(Collected data entries)
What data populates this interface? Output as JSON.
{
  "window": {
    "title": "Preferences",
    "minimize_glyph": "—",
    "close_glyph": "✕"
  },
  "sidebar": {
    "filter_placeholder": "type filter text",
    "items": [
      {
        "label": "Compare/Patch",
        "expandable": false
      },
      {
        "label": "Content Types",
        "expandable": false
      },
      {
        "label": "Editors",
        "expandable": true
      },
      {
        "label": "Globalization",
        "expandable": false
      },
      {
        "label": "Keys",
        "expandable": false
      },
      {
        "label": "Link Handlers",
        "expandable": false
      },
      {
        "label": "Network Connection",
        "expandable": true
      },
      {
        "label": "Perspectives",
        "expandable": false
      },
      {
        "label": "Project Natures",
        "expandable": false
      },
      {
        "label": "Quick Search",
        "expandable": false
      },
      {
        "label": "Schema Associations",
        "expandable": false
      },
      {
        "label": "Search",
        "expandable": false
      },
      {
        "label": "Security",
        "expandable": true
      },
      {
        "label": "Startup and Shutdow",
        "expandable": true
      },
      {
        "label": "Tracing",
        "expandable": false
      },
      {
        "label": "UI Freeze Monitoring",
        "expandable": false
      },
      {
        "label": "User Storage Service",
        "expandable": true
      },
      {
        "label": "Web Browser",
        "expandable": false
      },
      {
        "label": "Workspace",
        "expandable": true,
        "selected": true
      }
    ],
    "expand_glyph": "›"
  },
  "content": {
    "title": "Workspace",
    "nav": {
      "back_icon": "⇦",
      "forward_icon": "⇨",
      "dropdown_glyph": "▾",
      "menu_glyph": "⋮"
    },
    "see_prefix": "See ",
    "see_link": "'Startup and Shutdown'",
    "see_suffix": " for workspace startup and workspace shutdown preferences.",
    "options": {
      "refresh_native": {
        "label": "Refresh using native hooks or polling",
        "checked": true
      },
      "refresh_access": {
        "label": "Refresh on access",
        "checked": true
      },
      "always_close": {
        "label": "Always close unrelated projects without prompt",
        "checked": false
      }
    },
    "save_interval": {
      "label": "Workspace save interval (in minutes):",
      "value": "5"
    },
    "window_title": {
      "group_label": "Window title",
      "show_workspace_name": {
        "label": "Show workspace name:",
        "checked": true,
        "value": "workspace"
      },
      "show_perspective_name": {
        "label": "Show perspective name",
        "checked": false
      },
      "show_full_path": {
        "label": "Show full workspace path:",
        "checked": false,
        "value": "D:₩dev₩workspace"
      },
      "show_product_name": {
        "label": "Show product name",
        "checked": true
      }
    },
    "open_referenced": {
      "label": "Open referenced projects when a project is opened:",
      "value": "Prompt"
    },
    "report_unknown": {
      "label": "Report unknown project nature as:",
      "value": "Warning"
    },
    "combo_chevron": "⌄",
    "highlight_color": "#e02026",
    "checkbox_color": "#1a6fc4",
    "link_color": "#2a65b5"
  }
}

▶ _YOUR TASK_:
Copy the entries above exactly, leaving none out.

▶ _TASK SOLUTION_:
What data populates this interface? Output as JSON.
{
  "window": {
    "title": "Preferences",
    "minimize_glyph": "—",
    "close_glyph": "✕"
  },
  "sidebar": {
    "filter_placeholder": "type filter text",
    "items": [
      {
        "label": "Compare/Patch",
        "expandable": false
      },
      {
        "label": "Content Types",
        "expandable": false
      },
      {
        "label": "Editors",
        "expandable": true
      },
      {
        "label": "Globalization",
        "expandable": false
      },
      {
        "label": "Keys",
        "expandable": false
      },
      {
        "label": "Link Handlers",
        "expandable": false
      },
      {
        "label": "Network Connection",
        "expandable": true
      },
      {
        "label": "Perspectives",
        "expandable": false
      },
      {
        "label": "Project Natures",
        "expandable": false
      },
      {
        "label": "Quick Search",
        "expandable": false
      },
      {
        "label": "Schema Associations",
        "expandable": false
      },
      {
        "label": "Search",
        "expandable": false
      },
      {
        "label": "Security",
        "expandable": true
      },
      {
        "label": "Startup and Shutdow",
        "expandable": true
      },
      {
        "label": "Tracing",
        "expandable": false
      },
      {
        "label": "UI Freeze Monitoring",
        "expandable": false
      },
      {
        "label": "User Storage Service",
        "expandable": true
      },
      {
        "label": "Web Browser",
        "expandable": false
      },
      {
        "label": "Workspace",
        "expandable": true,
        "selected": true
      }
    ],
    "expand_glyph": "›"
  },
  "content": {
    "title": "Workspace",
    "nav": {
      "back_icon": "⇦",
      "forward_icon": "⇨",
      "dropdown_glyph": "▾",
      "menu_glyph": "⋮"
    },
    "see_prefix": "See ",
    "see_link": "'Startup and Shutdown'",
    "see_suffix": " for workspace startup and workspace shutdown preferences.",
    "options": {
      "refresh_native": {
        "label": "Refresh using native hooks or polling",
        "checked": true
      },
      "refresh_access": {
        "label": "Refresh on access",
        "checked": true
      },
      "always_close": {
        "label": "Always close unrelated projects without prompt",
        "checked": false
      }
    },
    "save_interval": {
      "label": "Workspace save interval (in minutes):",
      "value": "5"
    },
    "window_title": {
      "group_label": "Window title",
      "show_workspace_name": {
        "label": "Show workspace name:",
        "checked": true,
        "value": "workspace"
      },
      "show_perspective_name": {
        "label": "Show perspective name",
        "checked": false
      },
      "show_full_path": {
        "label": "Show full workspace path:",
        "checked": false,
        "value": "D:₩dev₩workspace"
      },
      "show_product_name": {
        "label": "Show product name",
        "checked": true
      }
    },
    "open_referenced": {
      "label": "Open referenced projects when a project is opened:",
      "value": "Prompt"
    },
    "report_unknown": {
      "label": "Report unknown project nature as:",
      "value": "Warning"
    },
    "combo_chevron": "⌄",
    "highlight_color": "#e02026",
    "checkbox_color": "#1a6fc4",
    "link_color": "#2a65b5"
  }
}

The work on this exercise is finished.